Work instruction: Copy the full listing, changing nothing.

Dataset records:
........
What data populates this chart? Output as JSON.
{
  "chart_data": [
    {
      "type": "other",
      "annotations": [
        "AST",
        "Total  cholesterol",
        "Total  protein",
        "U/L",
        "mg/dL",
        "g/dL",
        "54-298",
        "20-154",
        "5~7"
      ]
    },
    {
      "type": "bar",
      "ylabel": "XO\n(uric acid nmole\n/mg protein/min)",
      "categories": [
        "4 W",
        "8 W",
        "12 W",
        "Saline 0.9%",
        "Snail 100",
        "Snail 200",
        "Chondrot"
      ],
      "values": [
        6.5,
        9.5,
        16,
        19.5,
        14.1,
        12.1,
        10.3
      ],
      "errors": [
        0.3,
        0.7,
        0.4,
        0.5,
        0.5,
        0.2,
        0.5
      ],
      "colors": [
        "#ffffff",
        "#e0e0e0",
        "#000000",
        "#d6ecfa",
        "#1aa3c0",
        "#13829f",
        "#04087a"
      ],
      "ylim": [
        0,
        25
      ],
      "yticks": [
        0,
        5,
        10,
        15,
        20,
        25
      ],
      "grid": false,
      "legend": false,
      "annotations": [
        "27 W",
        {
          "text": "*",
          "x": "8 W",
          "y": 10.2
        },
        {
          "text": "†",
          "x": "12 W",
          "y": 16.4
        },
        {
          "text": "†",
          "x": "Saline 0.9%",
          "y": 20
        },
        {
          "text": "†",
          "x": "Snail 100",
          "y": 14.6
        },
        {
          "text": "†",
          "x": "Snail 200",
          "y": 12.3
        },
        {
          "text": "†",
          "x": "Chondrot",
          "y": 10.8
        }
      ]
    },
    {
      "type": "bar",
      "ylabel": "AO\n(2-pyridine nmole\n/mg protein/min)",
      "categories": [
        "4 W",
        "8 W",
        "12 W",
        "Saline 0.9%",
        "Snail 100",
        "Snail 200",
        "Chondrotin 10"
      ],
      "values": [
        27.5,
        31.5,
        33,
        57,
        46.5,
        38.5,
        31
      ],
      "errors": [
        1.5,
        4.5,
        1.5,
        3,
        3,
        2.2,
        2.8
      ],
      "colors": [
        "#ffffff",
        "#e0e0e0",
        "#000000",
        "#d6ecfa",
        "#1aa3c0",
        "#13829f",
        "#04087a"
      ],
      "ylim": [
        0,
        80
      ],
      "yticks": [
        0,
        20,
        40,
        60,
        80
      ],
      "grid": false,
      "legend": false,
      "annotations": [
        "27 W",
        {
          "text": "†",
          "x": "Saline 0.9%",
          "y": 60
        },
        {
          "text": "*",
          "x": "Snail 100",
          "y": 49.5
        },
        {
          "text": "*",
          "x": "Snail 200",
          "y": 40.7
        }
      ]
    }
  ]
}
........
Answer for the task:
What data populates this chart? Output as JSON.
{
  "chart_data": [
    {
      "type": "other",
      "annotations": [
        "AST",
        "Total  cholesterol",
        "Total  protein",
        "U/L",
        "mg/dL",
        "g/dL",
        "54-298",
        "20-154",
        "5~7"
      ]
    },
    {
      "type": "bar",
      "ylabel": "XO\n(uric acid nmole\n/mg protein/min)",
      "categories": [
        "4 W",
        "8 W",
        "12 W",
        "Saline 0.9%",
        "Snail 100",
        "Snail 200",
        "Chondrot"
      ],
      "values": [
        6.5,
        9.5,
        16,
        19.5,
        14.1,
        12.1,
        10.3
      ],
      "errors": [
        0.3,
        0.7,
        0.4,
        0.5,
        0.5,
        0.2,
        0.5
      ],
      "colors": [
        "#ffffff",
        "#e0e0e0",
        "#000000",
        "#d6ecfa",
        "#1aa3c0",
        "#13829f",
        "#04087a"
      ],
      "ylim": [
        0,
        25
      ],
      "yticks": [
        0,
        5,
        10,
        15,
        20,
        25
      ],
      "grid": false,
      "legend": false,
      "annotations": [
        "27 W",
        {
          "text": "*",
          "x": "8 W",
          "y": 10.2
        },
        {
          "text": "†",
          "x": "12 W",
          "y": 16.4
        },
        {
          "text": "†",
          "x": "Saline 0.9%",
          "y": 20
        },
        {
          "text": "†",
          "x": "Snail 100",
          "y": 14.6
        },
        {
          "text": "†",
          "x": "Snail 200",
          "y": 12.3
        },
        {
          "text": "†",
          "x": "Chondrot",
          "y": 10.8
        }
      ]
    },
    {
      "type": "bar",
      "ylabel": "AO\n(2-pyridine nmole\n/mg protein/min)",
      "categories": [
        "4 W",
        "8 W",
        "12 W",
        "Saline 0.9%",
        "Snail 100",
        "Snail 200",
        "Chondrotin 10"
      ],
      "values": [
        27.5,
        31.5,
        33,
        57,
        46.5,
        38.5,
        31
      ],
      "errors": [
        1.5,
        4.5,
        1.5,
        3,
        3,
        2.2,
        2.8
      ],
      "colors": [
        "#ffffff",
        "#e0e0e0",
        "#000000",
        "#d6ecfa",
        "#1aa3c0",
        "#13829f",
        "#04087a"
      ],
      "ylim": [
        0,
        80
      ],
      "yticks": [
        0,
        20,
        40,
        60,
        80
      ],
      "grid": false,
      "legend": false,
      "annotations": [
        "27 W",
        {
          "text": "†",
          "x": "Saline 0.9%",
          "y": 60
        },
        {
          "text": "*",
          "x": "Snail 100",
          "y": 49.5
        },
        {
          "text": "*",
          "x": "Snail 200",
          "y": 40.7
        }
      ]
    }
  ]
}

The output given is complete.